▶ [Written exercise]:
Select every line containing the word "image" from the material, and copy those lines.

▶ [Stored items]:
= = = = = = =

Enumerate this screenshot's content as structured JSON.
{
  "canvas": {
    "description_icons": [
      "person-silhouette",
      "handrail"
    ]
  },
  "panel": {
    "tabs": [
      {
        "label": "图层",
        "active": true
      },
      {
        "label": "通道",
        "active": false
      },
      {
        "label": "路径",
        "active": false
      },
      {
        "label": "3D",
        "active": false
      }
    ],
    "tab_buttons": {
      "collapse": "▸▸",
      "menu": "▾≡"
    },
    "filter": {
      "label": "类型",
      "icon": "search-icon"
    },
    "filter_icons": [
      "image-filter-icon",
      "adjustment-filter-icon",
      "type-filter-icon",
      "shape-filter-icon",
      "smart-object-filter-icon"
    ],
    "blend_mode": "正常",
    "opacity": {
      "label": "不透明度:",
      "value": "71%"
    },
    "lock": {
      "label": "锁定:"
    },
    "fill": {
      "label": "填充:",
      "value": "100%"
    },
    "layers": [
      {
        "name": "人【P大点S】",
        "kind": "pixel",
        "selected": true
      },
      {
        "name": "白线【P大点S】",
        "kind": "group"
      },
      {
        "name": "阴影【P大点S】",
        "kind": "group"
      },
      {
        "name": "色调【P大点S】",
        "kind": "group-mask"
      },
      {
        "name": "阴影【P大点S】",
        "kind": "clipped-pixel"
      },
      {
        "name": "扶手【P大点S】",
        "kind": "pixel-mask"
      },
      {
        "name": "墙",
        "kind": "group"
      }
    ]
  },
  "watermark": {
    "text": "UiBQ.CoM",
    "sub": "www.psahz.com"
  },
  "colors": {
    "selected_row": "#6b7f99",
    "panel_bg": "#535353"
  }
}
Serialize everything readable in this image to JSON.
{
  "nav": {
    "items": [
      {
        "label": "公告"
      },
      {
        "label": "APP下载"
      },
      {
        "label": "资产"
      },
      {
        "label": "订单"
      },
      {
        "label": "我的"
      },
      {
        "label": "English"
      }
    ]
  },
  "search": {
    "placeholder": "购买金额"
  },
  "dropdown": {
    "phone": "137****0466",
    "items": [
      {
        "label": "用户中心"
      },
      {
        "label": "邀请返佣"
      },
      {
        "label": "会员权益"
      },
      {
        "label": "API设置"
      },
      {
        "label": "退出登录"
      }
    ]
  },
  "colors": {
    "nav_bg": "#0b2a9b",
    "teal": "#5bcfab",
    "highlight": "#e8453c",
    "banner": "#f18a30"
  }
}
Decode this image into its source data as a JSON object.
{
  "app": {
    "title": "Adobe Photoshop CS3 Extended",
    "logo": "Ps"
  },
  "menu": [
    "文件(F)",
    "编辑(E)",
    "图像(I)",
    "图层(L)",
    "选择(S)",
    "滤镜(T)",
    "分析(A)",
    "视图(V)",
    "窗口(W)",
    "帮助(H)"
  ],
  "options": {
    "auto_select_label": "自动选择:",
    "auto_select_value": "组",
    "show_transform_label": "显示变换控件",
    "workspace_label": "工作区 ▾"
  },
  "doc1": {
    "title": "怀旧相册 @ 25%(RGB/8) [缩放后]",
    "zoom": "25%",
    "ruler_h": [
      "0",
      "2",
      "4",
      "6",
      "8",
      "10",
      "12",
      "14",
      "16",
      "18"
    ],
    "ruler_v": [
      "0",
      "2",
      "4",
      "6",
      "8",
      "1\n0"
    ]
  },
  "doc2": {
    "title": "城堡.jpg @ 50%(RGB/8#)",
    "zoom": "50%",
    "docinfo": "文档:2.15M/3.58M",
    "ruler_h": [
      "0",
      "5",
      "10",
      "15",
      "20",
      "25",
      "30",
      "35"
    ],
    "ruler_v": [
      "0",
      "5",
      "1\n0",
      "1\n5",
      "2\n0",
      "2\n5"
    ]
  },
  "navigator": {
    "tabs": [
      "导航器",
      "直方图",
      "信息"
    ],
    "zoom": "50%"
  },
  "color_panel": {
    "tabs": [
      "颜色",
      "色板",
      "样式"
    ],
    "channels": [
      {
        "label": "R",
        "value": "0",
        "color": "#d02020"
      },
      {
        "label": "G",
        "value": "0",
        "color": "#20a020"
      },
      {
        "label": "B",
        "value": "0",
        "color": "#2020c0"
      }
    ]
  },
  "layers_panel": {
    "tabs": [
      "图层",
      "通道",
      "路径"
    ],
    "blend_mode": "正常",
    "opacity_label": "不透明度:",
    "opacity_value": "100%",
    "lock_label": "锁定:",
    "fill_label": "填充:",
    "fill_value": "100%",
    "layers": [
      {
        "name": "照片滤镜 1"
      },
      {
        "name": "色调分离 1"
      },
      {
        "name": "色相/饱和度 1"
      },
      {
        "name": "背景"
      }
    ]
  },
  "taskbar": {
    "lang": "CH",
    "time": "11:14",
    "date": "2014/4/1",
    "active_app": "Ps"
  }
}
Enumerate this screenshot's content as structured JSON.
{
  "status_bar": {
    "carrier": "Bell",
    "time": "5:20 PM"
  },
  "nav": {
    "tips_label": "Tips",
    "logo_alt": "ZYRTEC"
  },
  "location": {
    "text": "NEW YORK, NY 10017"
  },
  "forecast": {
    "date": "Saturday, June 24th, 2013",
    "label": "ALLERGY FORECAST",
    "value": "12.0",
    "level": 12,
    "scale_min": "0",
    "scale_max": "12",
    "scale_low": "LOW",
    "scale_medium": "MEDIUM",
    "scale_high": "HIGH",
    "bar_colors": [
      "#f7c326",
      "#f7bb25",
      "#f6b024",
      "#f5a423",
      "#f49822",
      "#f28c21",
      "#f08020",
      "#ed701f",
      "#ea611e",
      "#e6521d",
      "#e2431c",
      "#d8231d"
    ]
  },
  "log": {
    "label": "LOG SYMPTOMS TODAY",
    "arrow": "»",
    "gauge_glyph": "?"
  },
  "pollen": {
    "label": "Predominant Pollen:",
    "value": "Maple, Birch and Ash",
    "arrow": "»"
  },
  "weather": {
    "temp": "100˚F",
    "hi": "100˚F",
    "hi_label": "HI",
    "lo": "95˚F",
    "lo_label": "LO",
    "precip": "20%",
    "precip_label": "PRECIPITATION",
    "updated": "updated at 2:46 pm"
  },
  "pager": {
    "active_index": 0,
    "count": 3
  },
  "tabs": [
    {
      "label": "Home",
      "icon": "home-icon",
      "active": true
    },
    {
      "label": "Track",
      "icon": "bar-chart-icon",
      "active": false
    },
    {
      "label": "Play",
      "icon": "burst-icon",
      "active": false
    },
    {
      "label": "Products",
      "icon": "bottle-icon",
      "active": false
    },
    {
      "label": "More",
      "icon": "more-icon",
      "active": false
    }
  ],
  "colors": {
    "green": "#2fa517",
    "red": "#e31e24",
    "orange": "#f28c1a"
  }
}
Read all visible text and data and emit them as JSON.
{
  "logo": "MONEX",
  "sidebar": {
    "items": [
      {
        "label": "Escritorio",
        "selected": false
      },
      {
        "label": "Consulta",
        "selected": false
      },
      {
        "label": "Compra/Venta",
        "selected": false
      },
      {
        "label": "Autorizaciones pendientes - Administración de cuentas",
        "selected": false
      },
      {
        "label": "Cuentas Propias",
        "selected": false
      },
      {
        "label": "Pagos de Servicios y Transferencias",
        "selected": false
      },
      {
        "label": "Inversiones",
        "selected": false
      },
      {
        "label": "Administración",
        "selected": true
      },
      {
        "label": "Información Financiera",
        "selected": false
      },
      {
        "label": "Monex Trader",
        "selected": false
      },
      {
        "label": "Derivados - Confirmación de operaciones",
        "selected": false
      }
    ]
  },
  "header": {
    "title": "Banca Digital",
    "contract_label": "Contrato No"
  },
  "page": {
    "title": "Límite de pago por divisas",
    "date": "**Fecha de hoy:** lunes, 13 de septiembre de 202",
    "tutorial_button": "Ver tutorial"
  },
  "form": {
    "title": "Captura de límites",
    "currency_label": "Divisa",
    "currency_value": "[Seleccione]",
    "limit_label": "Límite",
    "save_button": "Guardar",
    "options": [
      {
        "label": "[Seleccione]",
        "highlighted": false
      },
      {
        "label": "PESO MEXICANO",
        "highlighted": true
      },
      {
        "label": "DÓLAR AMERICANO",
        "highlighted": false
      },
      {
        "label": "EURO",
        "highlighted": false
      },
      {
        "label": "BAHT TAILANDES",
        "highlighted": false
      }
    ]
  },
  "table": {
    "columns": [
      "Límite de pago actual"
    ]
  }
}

= = = = = = =

▶ [Exercise output]:
      "image-filter-icon",
Serialize everything readable in this image to JSON.
Decode this image into its source data as a JSON object.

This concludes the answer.